**THE PROBLEM:** Copy out every line of the listing below, keeping each one unchanged.

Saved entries
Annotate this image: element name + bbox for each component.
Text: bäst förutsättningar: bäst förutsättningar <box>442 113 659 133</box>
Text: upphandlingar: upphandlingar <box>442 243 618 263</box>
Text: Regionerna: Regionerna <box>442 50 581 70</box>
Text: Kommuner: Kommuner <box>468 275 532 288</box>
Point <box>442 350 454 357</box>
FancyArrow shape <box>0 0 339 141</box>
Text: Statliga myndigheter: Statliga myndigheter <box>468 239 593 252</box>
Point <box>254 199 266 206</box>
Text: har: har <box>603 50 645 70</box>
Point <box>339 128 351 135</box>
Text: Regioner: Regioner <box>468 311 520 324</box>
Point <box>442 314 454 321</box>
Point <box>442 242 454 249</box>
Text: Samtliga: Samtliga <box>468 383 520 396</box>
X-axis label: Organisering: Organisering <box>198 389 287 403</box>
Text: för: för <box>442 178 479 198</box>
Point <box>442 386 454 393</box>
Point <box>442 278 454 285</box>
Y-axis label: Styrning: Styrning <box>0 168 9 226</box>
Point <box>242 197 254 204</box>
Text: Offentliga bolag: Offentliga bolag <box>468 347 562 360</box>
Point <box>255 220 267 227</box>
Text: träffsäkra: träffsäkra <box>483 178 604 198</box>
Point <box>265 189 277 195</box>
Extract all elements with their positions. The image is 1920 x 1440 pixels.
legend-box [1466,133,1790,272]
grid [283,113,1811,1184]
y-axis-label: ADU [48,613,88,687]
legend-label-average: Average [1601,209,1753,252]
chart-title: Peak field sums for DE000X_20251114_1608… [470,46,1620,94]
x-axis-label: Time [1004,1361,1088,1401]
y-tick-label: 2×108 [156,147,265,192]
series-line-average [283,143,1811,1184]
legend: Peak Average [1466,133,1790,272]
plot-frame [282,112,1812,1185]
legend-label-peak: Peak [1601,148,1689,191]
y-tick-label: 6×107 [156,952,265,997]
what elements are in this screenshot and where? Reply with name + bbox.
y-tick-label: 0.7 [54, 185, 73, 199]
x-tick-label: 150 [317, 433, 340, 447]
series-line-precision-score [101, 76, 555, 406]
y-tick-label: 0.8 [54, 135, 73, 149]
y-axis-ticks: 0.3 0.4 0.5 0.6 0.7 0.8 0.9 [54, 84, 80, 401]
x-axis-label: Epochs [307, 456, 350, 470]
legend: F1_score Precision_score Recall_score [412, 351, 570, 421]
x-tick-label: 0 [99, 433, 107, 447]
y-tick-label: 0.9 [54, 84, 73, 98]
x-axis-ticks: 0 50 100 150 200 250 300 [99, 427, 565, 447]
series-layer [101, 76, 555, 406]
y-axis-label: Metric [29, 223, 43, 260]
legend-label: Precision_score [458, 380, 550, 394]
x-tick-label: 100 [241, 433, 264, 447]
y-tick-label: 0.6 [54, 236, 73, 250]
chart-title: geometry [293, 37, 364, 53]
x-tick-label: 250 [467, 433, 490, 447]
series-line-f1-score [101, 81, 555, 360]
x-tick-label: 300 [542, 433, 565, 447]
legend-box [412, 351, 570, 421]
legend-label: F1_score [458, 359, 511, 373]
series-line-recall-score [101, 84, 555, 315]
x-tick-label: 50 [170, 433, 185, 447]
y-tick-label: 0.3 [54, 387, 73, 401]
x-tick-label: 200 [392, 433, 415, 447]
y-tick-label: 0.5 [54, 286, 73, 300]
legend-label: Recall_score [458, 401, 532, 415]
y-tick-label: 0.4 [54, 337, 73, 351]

**RESULT OF THE EXERCISE:**
Annotate this image: element name + bbox for each component.
Text: bäst förutsättningar: bäst förutsättningar <box>442 113 659 133</box>
Text: upphandlingar: upphandlingar <box>442 243 618 263</box>
Text: Regionerna: Regionerna <box>442 50 581 70</box>
Text: Kommuner: Kommuner <box>468 275 532 288</box>
Point <box>442 350 454 357</box>
FancyArrow shape <box>0 0 339 141</box>
Text: Statliga myndigheter: Statliga myndigheter <box>468 239 593 252</box>
Point <box>254 199 266 206</box>
Text: har: har <box>603 50 645 70</box>
Point <box>339 128 351 135</box>
Text: Regioner: Regioner <box>468 311 520 324</box>
Point <box>442 314 454 321</box>
Point <box>442 242 454 249</box>
Text: Samtliga: Samtliga <box>468 383 520 396</box>
X-axis label: Organisering: Organisering <box>198 389 287 403</box>
Text: för: för <box>442 178 479 198</box>
Point <box>442 386 454 393</box>
Point <box>442 278 454 285</box>
Y-axis label: Styrning: Styrning <box>0 168 9 226</box>
Point <box>242 197 254 204</box>
Text: Offentliga bolag: Offentliga bolag <box>468 347 562 360</box>
Point <box>255 220 267 227</box>
Text: träffsäkra: träffsäkra <box>483 178 604 198</box>
Point <box>265 189 277 195</box>
Extract all elements with their positions. The image is 1920 x 1440 pixels.
legend-box [1466,133,1790,272]
grid [283,113,1811,1184]
y-axis-label: ADU [48,613,88,687]
legend-label-average: Average [1601,209,1753,252]
chart-title: Peak field sums for DE000X_20251114_1608… [470,46,1620,94]
x-axis-label: Time [1004,1361,1088,1401]
y-tick-label: 2×108 [156,147,265,192]
series-line-average [283,143,1811,1184]
legend: Peak Average [1466,133,1790,272]
plot-frame [282,112,1812,1185]
legend-label-peak: Peak [1601,148,1689,191]
y-tick-label: 6×107 [156,952,265,997]
what elements are in this screenshot and where? Reply with name + bbox.
y-tick-label: 0.7 [54, 185, 73, 199]
x-tick-label: 150 [317, 433, 340, 447]
series-line-precision-score [101, 76, 555, 406]
y-tick-label: 0.8 [54, 135, 73, 149]
y-axis-ticks: 0.3 0.4 0.5 0.6 0.7 0.8 0.9 [54, 84, 80, 401]
x-axis-label: Epochs [307, 456, 350, 470]
legend: F1_score Precision_score Recall_score [412, 351, 570, 421]
x-tick-label: 0 [99, 433, 107, 447]
y-tick-label: 0.9 [54, 84, 73, 98]
x-axis-ticks: 0 50 100 150 200 250 300 [99, 427, 565, 447]
series-layer [101, 76, 555, 406]
y-axis-label: Metric [29, 223, 43, 260]
legend-label: Precision_score [458, 380, 550, 394]
x-tick-label: 100 [241, 433, 264, 447]
y-tick-label: 0.6 [54, 236, 73, 250]
chart-title: geometry [293, 37, 364, 53]
x-tick-label: 250 [467, 433, 490, 447]
series-line-f1-score [101, 81, 555, 360]
x-tick-label: 300 [542, 433, 565, 447]
legend-box [412, 351, 570, 421]
legend-label: F1_score [458, 359, 511, 373]
series-line-recall-score [101, 84, 555, 315]
x-tick-label: 50 [170, 433, 185, 447]
y-tick-label: 0.3 [54, 387, 73, 401]
x-tick-label: 200 [392, 433, 415, 447]
y-tick-label: 0.5 [54, 286, 73, 300]
legend-label: Recall_score [458, 401, 532, 415]
y-tick-label: 0.4 [54, 337, 73, 351]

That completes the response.